++++ Data excerpts

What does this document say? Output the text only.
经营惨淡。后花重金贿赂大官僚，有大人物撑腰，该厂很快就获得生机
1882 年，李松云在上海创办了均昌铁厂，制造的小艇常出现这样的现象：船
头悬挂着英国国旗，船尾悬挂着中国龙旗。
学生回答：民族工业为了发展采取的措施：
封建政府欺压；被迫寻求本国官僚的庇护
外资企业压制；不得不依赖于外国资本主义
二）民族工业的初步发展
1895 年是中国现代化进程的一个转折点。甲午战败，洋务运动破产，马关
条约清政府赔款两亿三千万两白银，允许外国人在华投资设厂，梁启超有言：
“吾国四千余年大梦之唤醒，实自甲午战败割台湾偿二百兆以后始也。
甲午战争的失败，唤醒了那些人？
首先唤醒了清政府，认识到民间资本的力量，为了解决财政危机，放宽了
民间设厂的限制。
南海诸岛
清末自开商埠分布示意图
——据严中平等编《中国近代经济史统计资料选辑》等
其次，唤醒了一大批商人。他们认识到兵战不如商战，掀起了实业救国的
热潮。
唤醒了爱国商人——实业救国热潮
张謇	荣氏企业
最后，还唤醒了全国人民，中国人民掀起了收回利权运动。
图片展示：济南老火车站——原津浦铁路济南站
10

++++++++

| Prompt |
Copy out the data shown above without altering anything.

| Complete output |
What does this document say? Output the text only.
经营惨淡。后花重金贿赂大官僚，有大人物撑腰，该厂很快就获得生机
1882 年，李松云在上海创办了均昌铁厂，制造的小艇常出现这样的现象：船
头悬挂着英国国旗，船尾悬挂着中国龙旗。
学生回答：民族工业为了发展采取的措施：
封建政府欺压；被迫寻求本国官僚的庇护
外资企业压制；不得不依赖于外国资本主义
二）民族工业的初步发展
1895 年是中国现代化进程的一个转折点。甲午战败，洋务运动破产，马关
条约清政府赔款两亿三千万两白银，允许外国人在华投资设厂，梁启超有言：
“吾国四千余年大梦之唤醒，实自甲午战败割台湾偿二百兆以后始也。
甲午战争的失败，唤醒了那些人？
首先唤醒了清政府，认识到民间资本的力量，为了解决财政危机，放宽了
民间设厂的限制。
南海诸岛
清末自开商埠分布示意图
——据严中平等编《中国近代经济史统计资料选辑》等
其次，唤醒了一大批商人。他们认识到兵战不如商战，掀起了实业救国的
热潮。
唤醒了爱国商人——实业救国热潮
张謇	荣氏企业
最后，还唤醒了全国人民，中国人民掀起了收回利权运动。
图片展示：济南老火车站——原津浦铁路济南站
10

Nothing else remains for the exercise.